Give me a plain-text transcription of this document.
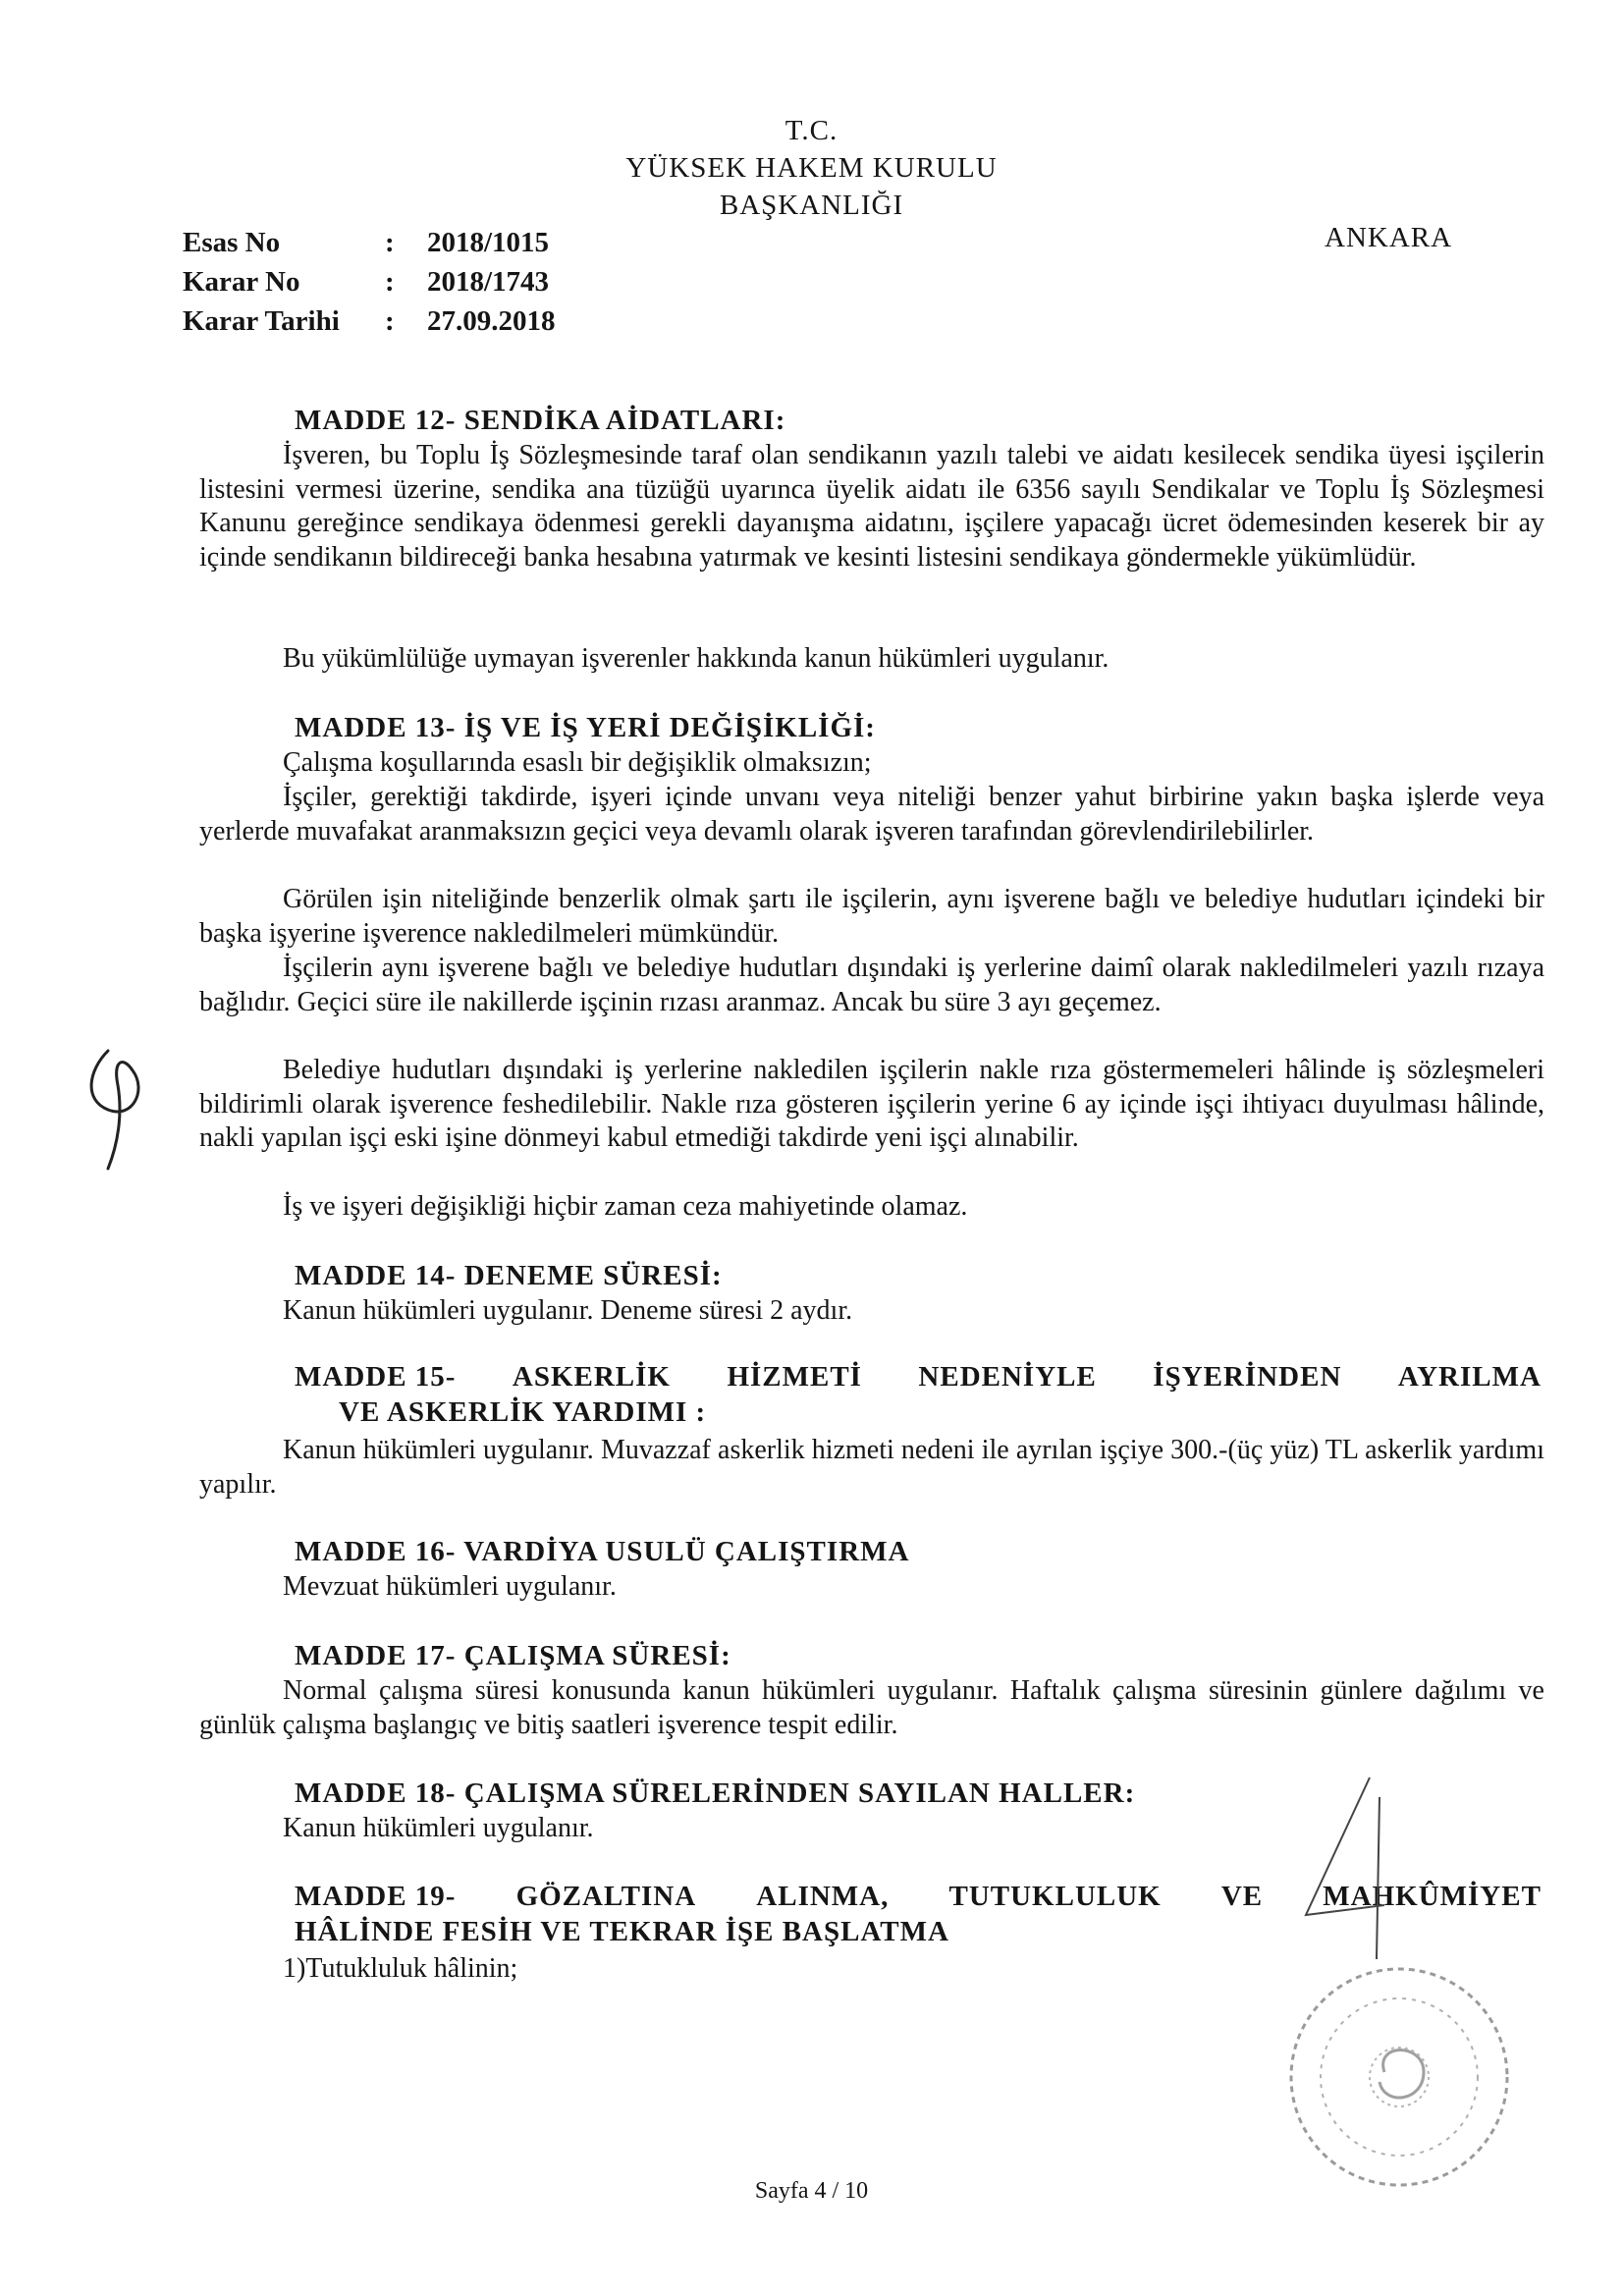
T.C.
YÜKSEK HAKEM KURULU
BAŞKANLIĞI
ANKARA
Esas No	: 2018/1015
Karar No	: 2018/1743
Karar Tarihi : 27.09.2018
MADDE 12- SENDİKA AİDATLARI:
İşveren, bu Toplu İş Sözleşmesinde taraf olan sendikanın yazılı talebi ve aidatı kesilecek sendika üyesi işçilerin listesini vermesi üzerine, sendika ana tüzüğü uyarınca üyelik aidatı ile 6356 sayılı Sendikalar ve Toplu İş Sözleşmesi Kanunu gereğince sendikaya ödenmesi gerekli dayanışma aidatını, işçilere yapacağı ücret ödemesinden keserek bir ay içinde sendikanın bildireceği banka hesabına yatırmak ve kesinti listesini sendikaya göndermekle yükümlüdür.
Bu yükümlülüğe uymayan işverenler hakkında kanun hükümleri uygulanır.
MADDE 13- İŞ VE İŞ YERİ DEĞİŞİKLİĞİ:
Çalışma koşullarında esaslı bir değişiklik olmaksızın;
İşçiler, gerektiği takdirde, işyeri içinde unvanı veya niteliği benzer yahut birbirine yakın başka işlerde veya yerlerde muvafakat aranmaksızın geçici veya devamlı olarak işveren tarafından görevlendirilebilirler.
Görülen işin niteliğinde benzerlik olmak şartı ile işçilerin, aynı işverene bağlı ve belediye hudutları içindeki bir başka işyerine işverence nakledilmeleri mümkündür.
İşçilerin aynı işverene bağlı ve belediye hudutları dışındaki iş yerlerine daimî olarak nakledilmeleri yazılı rızaya bağlıdır. Geçici süre ile nakillerde işçinin rızası aranmaz. Ancak bu süre 3 ayı geçemez.
Belediye hudutları dışındaki iş yerlerine nakledilen işçilerin nakle rıza göstermemeleri hâlinde iş sözleşmeleri bildirimli olarak işverence feshedilebilir. Nakle rıza gösteren işçilerin yerine 6 ay içinde işçi ihtiyacı duyulması hâlinde, nakli yapılan işçi eski işine dönmeyi kabul etmediği takdirde yeni işçi alınabilir.
İş ve işyeri değişikliği hiçbir zaman ceza mahiyetinde olamaz.
MADDE 14- DENEME SÜRESİ:
Kanun hükümleri uygulanır. Deneme süresi 2 aydır.
MADDE 15- ASKERLİK HİZMETİ NEDENİYLE İŞYERİNDEN AYRILMA
VE ASKERLİK YARDIMI :
Kanun hükümleri uygulanır. Muvazzaf askerlik hizmeti nedeni ile ayrılan işçiye 300.-(üç yüz) TL askerlik yardımı yapılır.
MADDE 16- VARDİYA USULÜ ÇALIŞTIRMA
Mevzuat hükümleri uygulanır.
MADDE 17- ÇALIŞMA SÜRESİ:
Normal çalışma süresi konusunda kanun hükümleri uygulanır. Haftalık çalışma süresinin günlere dağılımı ve günlük çalışma başlangıç ve bitiş saatleri işverence tespit edilir.
MADDE 18- ÇALIŞMA SÜRELERİNDEN SAYILAN HALLER:
Kanun hükümleri uygulanır.
MADDE 19- GÖZALTINA ALINMA, TUTUKLULUK VE MAHKÛMİYET
HÂLİNDE FESİH VE TEKRAR İŞE BAŞLATMA
1)Tutukluluk hâlinin;
Sayfa 4 / 10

• Requirements:
Copy all lines from the entries that contain the word "SÜRESİ".

• Expected answer:
MADDE 14- DENEME SÜRESİ:
MADDE 17- ÇALIŞMA SÜRESİ:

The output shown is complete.